> _Task statement_
Work out how many lines of the data hold the string "Unmute", and reply with that number alone.

> _Information provided_
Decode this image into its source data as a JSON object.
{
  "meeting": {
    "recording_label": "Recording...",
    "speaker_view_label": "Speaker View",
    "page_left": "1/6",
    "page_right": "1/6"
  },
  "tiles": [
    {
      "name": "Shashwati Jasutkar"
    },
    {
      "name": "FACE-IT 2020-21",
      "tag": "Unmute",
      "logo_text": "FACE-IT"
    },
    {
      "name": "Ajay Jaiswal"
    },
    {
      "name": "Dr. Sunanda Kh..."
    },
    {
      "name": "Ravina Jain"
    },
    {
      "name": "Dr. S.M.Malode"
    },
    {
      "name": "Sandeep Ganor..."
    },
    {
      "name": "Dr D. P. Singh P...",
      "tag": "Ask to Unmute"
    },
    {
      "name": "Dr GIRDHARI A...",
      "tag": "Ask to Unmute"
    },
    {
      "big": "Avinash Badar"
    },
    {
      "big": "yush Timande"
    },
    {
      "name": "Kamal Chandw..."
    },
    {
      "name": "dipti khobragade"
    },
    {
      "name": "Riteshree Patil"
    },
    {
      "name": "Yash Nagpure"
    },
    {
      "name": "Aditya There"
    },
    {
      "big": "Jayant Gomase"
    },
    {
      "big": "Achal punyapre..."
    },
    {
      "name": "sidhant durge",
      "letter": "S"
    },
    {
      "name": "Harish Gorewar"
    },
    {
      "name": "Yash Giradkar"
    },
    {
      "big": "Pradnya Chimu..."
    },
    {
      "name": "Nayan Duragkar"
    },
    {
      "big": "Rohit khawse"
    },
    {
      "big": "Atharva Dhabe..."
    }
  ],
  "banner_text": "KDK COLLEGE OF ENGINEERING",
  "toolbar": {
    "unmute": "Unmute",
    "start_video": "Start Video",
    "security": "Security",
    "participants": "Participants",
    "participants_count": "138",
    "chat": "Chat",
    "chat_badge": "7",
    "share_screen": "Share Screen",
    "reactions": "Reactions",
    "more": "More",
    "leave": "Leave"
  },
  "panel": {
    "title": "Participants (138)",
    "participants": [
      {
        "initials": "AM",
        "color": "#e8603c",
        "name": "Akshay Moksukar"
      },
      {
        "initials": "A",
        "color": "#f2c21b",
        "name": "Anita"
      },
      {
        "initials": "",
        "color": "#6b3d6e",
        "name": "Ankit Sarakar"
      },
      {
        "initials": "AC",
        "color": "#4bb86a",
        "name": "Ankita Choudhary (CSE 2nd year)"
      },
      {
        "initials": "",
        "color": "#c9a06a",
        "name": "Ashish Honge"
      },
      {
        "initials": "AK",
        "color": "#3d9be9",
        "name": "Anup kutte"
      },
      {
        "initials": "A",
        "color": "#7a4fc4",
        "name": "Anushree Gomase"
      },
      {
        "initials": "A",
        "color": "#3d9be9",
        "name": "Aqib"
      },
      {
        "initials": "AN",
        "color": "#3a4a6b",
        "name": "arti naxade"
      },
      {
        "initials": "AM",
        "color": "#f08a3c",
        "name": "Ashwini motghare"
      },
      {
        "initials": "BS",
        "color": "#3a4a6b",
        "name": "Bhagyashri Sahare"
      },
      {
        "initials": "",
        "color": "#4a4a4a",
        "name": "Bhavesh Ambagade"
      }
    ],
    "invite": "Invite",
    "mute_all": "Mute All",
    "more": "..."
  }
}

> _Final result_
4